Written task: Lines containing the word "JSON" are to be located and copied.

─── Record excerpts

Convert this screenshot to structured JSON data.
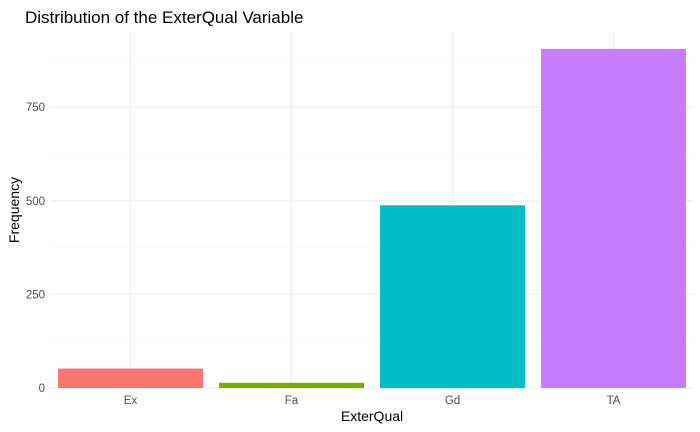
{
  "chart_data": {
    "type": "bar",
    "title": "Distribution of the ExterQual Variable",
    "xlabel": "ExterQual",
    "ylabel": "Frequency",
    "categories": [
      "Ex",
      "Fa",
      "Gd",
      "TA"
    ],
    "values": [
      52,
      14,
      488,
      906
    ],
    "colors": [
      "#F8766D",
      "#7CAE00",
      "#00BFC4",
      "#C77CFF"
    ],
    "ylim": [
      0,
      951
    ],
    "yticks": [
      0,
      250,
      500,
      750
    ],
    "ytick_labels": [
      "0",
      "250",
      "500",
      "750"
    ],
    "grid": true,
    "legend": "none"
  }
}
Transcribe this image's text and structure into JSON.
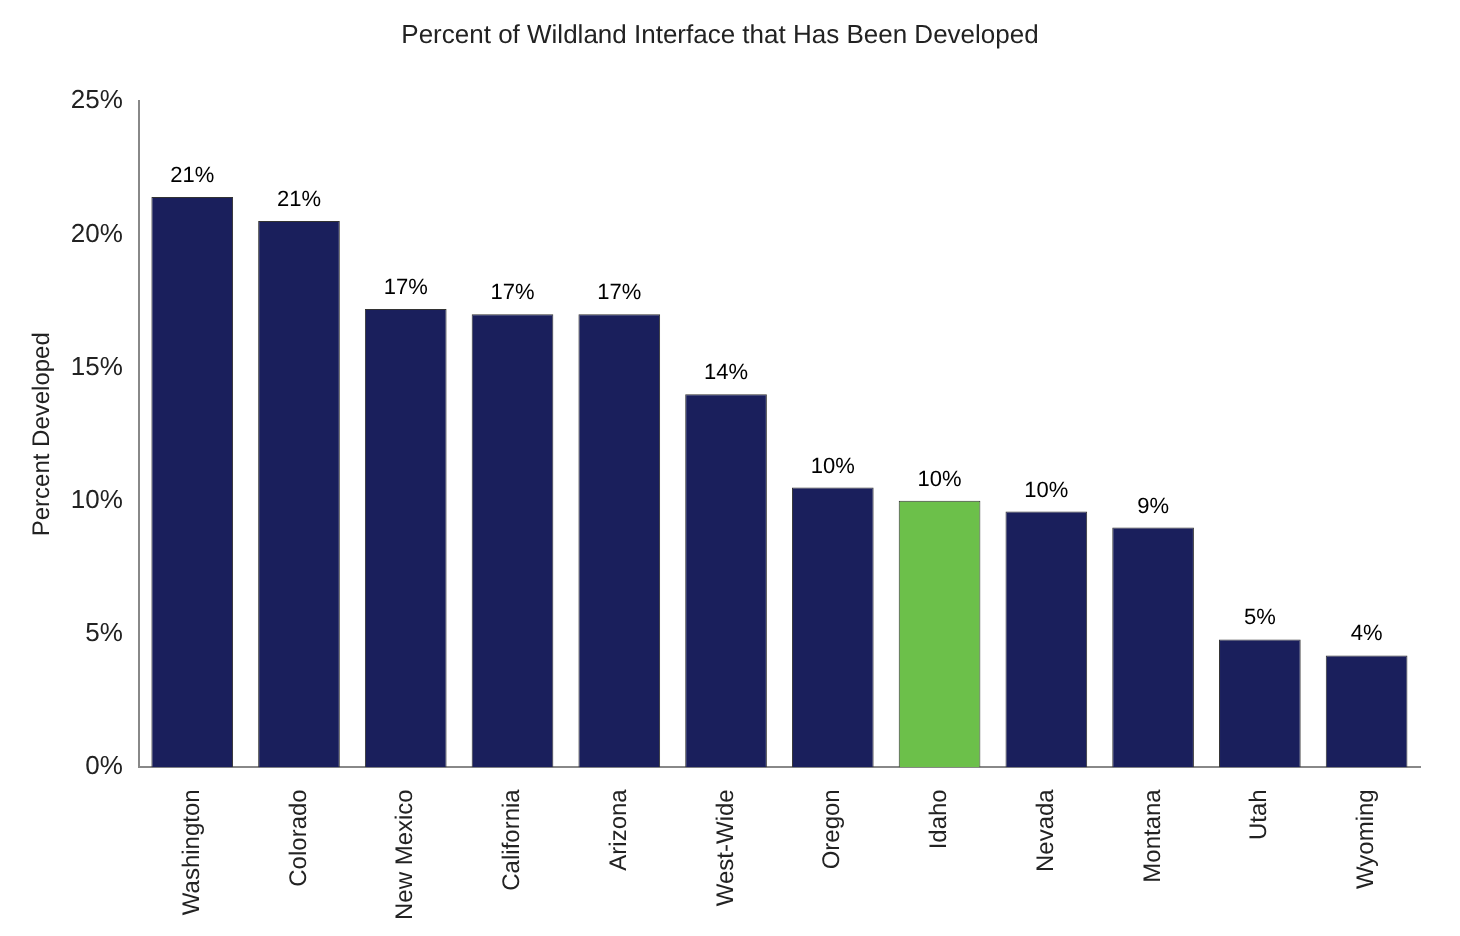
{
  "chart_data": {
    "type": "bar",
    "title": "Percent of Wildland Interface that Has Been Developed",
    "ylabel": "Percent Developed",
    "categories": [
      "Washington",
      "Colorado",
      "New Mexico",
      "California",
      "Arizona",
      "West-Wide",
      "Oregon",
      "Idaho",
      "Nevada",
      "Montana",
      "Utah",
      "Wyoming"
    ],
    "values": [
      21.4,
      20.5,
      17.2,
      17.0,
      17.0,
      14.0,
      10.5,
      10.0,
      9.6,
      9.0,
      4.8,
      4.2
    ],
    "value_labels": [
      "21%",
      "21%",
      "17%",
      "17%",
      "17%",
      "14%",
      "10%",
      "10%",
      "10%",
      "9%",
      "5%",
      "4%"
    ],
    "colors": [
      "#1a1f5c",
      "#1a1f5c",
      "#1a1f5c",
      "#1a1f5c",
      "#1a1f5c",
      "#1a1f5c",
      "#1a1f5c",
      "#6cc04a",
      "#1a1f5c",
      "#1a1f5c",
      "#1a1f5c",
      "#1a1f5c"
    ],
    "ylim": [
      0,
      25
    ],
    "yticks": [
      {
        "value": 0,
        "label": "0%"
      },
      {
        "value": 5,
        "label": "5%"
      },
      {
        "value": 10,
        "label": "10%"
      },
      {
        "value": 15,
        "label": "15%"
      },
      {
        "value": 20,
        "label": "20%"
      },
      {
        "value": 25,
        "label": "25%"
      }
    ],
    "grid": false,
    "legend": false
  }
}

──────

Correct answer:
Convert this screenshot to structured JSON data.
Transcribe this image's text and structure into JSON.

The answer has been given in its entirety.